Dataset items:
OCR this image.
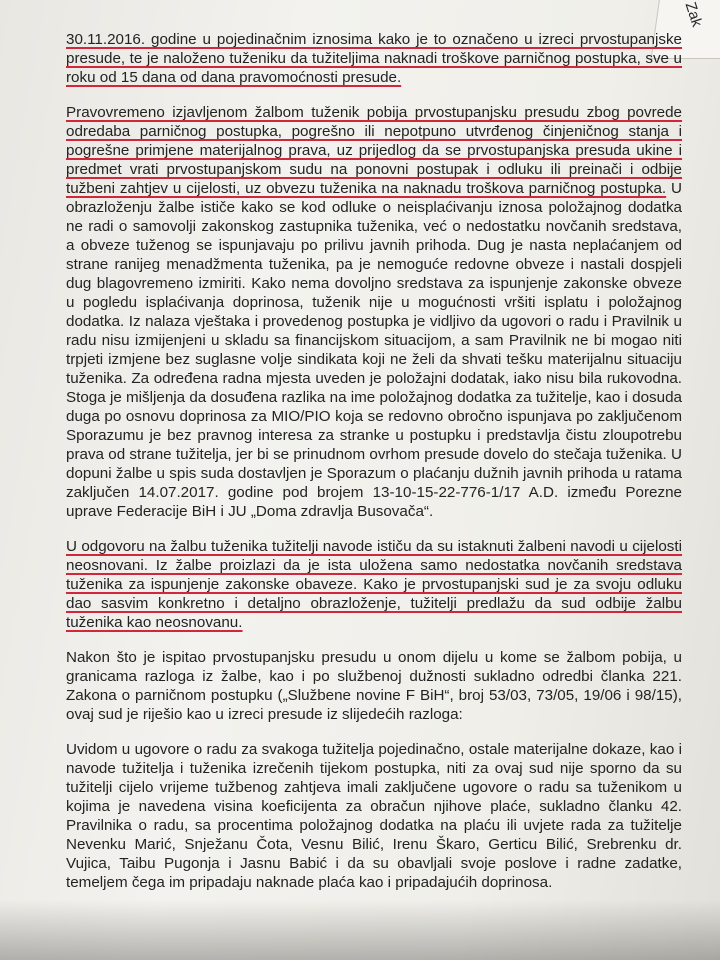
Zak

30.11.2016. godine u pojedinačnim iznosima kako je to označeno u izreci prvostupanjske presude, te je naloženo tuženiku da tužiteljima naknadi troškove parničnog postupka, sve u roku od 15 dana od dana pravomoćnosti presude.

Pravovremeno izjavljenom žalbom tuženik pobija prvostupanjsku presudu zbog povrede odredaba parničnog postupka, pogrešno ili nepotpuno utvrđenog činjeničnog stanja i pogrešne primjene materijalnog prava, uz prijedlog da se prvostupanjska presuda ukine i predmet vrati prvostupanjskom sudu na ponovni postupak i odluku ili preinači i odbije tužbeni zahtjev u cijelosti, uz obvezu tuženika na naknadu troškova parničnog postupka. U obrazloženju žalbe ističe kako se kod odluke o neisplaćivanju iznosa položajnog dodatka ne radi o samovolji zakonskog zastupnika tuženika, već o nedostatku novčanih sredstava, a obveze tuženog se ispunjavaju po prilivu javnih prihoda. Dug je nasta neplaćanjem od strane ranijeg menadžmenta tuženika, pa je nemoguće redovne obveze i nastali dospjeli dug blagovremeno izmiriti. Kako nema dovoljno sredstava za ispunjenje zakonske obveze u pogledu isplaćivanja doprinosa, tuženik nije u mogućnosti vršiti isplatu i položajnog dodatka. Iz nalaza vještaka i provedenog postupka je vidljivo da ugovori o radu i Pravilnik u radu nisu izmijenjeni u skladu sa financijskom situacijom, a sam Pravilnik ne bi mogao niti trpjeti izmjene bez suglasne volje sindikata koji ne želi da shvati tešku materijalnu situaciju tuženika. Za određena radna mjesta uveden je položajni dodatak, iako nisu bila rukovodna. Stoga je mišljenja da dosuđena razlika na ime položajnog dodatka za tužitelje, kao i dosuda duga po osnovu doprinosa za MIO/PIO koja se redovno obročno ispunjava po zaključenom Sporazumu je bez pravnog interesa za stranke u postupku i predstavlja čistu zloupotrebu prava od strane tužitelja, jer bi se prinudnom ovrhom presude dovelo do stečaja tuženika. U dopuni žalbe u spis suda dostavljen je Sporazum o plaćanju dužnih javnih prihoda u ratama zaključen 14.07.2017. godine pod brojem 13-10-15-22-776-1/17 A.D. između Porezne uprave Federacije BiH i JU „Doma zdravlja Busovača“.

U odgovoru na žalbu tuženika tužitelji navode ističu da su istaknuti žalbeni navodi u cijelosti neosnovani. Iz žalbe proizlazi da je ista uložena samo nedostatka novčanih sredstava tuženika za ispunjenje zakonske obaveze. Kako je prvostupanjski sud je za svoju odluku dao sasvim konkretno i detaljno obrazloženje, tužitelji predlažu da sud odbije žalbu tuženika kao neosnovanu.

Nakon što je ispitao prvostupanjsku presudu u onom dijelu u kome se žalbom pobija, u granicama razloga iz žalbe, kao i po službenoj dužnosti sukladno odredbi članka 221. Zakona o parničnom postupku („Službene novine F BiH“, broj 53/03, 73/05, 19/06 i 98/15), ovaj sud je riješio kao u izreci presude iz slijedećih razloga:

Uvidom u ugovore o radu za svakoga tužitelja pojedinačno, ostale materijalne dokaze, kao i navode tužitelja i tuženika izrečenih tijekom postupka, niti za ovaj sud nije sporno da su tužitelji cijelo vrijeme tužbenog zahtjeva imali zaključene ugovore o radu sa tuženikom u kojima je navedena visina koeficijenta za obračun njihove plaće, sukladno članku 42. Pravilnika o radu, sa procentima položajnog dodatka na plaću ili uvjete rada za tužitelje Nevenku Marić, Snježanu Čota, Vesnu Bilić, Irenu Škaro, Gerticu Bilić, Srebrenku dr. Vujica, Taibu Pugonja i Jasnu Babić i da su obavljali svoje poslove i radne zadatke, temeljem čega im pripadaju naknade plaća kao i pripadajućih doprinosa.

§ **WORK INSTRUCTIONS**: Reproduce the entries above word for word. Pictures stay out.

§ **TASK RESULT**:
OCR this image.
Zak

30.11.2016. godine u pojedinačnim iznosima kako je to označeno u izreci prvostupanjske presude, te je naloženo tuženiku da tužiteljima naknadi troškove parničnog postupka, sve u roku od 15 dana od dana pravomoćnosti presude.

Pravovremeno izjavljenom žalbom tuženik pobija prvostupanjsku presudu zbog povrede odredaba parničnog postupka, pogrešno ili nepotpuno utvrđenog činjeničnog stanja i pogrešne primjene materijalnog prava, uz prijedlog da se prvostupanjska presuda ukine i predmet vrati prvostupanjskom sudu na ponovni postupak i odluku ili preinači i odbije tužbeni zahtjev u cijelosti, uz obvezu tuženika na naknadu troškova parničnog postupka. U obrazloženju žalbe ističe kako se kod odluke o neisplaćivanju iznosa položajnog dodatka ne radi o samovolji zakonskog zastupnika tuženika, već o nedostatku novčanih sredstava, a obveze tuženog se ispunjavaju po prilivu javnih prihoda. Dug je nasta neplaćanjem od strane ranijeg menadžmenta tuženika, pa je nemoguće redovne obveze i nastali dospjeli dug blagovremeno izmiriti. Kako nema dovoljno sredstava za ispunjenje zakonske obveze u pogledu isplaćivanja doprinosa, tuženik nije u mogućnosti vršiti isplatu i položajnog dodatka. Iz nalaza vještaka i provedenog postupka je vidljivo da ugovori o radu i Pravilnik u radu nisu izmijenjeni u skladu sa financijskom situacijom, a sam Pravilnik ne bi mogao niti trpjeti izmjene bez suglasne volje sindikata koji ne želi da shvati tešku materijalnu situaciju tuženika. Za određena radna mjesta uveden je položajni dodatak, iako nisu bila rukovodna. Stoga je mišljenja da dosuđena razlika na ime položajnog dodatka za tužitelje, kao i dosuda duga po osnovu doprinosa za MIO/PIO koja se redovno obročno ispunjava po zaključenom Sporazumu je bez pravnog interesa za stranke u postupku i predstavlja čistu zloupotrebu prava od strane tužitelja, jer bi se prinudnom ovrhom presude dovelo do stečaja tuženika. U dopuni žalbe u spis suda dostavljen je Sporazum o plaćanju dužnih javnih prihoda u ratama zaključen 14.07.2017. godine pod brojem 13-10-15-22-776-1/17 A.D. između Porezne uprave Federacije BiH i JU „Doma zdravlja Busovača“.

U odgovoru na žalbu tuženika tužitelji navode ističu da su istaknuti žalbeni navodi u cijelosti neosnovani. Iz žalbe proizlazi da je ista uložena samo nedostatka novčanih sredstava tuženika za ispunjenje zakonske obaveze. Kako je prvostupanjski sud je za svoju odluku dao sasvim konkretno i detaljno obrazloženje, tužitelji predlažu da sud odbije žalbu tuženika kao neosnovanu.

Nakon što je ispitao prvostupanjsku presudu u onom dijelu u kome se žalbom pobija, u granicama razloga iz žalbe, kao i po službenoj dužnosti sukladno odredbi članka 221. Zakona o parničnom postupku („Službene novine F BiH“, broj 53/03, 73/05, 19/06 i 98/15), ovaj sud je riješio kao u izreci presude iz slijedećih razloga:

Uvidom u ugovore o radu za svakoga tužitelja pojedinačno, ostale materijalne dokaze, kao i navode tužitelja i tuženika izrečenih tijekom postupka, niti za ovaj sud nije sporno da su tužitelji cijelo vrijeme tužbenog zahtjeva imali zaključene ugovore o radu sa tuženikom u kojima je navedena visina koeficijenta za obračun njihove plaće, sukladno članku 42. Pravilnika o radu, sa procentima položajnog dodatka na plaću ili uvjete rada za tužitelje Nevenku Marić, Snježanu Čota, Vesnu Bilić, Irenu Škaro, Gerticu Bilić, Srebrenku dr. Vujica, Taibu Pugonja i Jasnu Babić i da su obavljali svoje poslove i radne zadatke, temeljem čega im pripadaju naknade plaća kao i pripadajućih doprinosa.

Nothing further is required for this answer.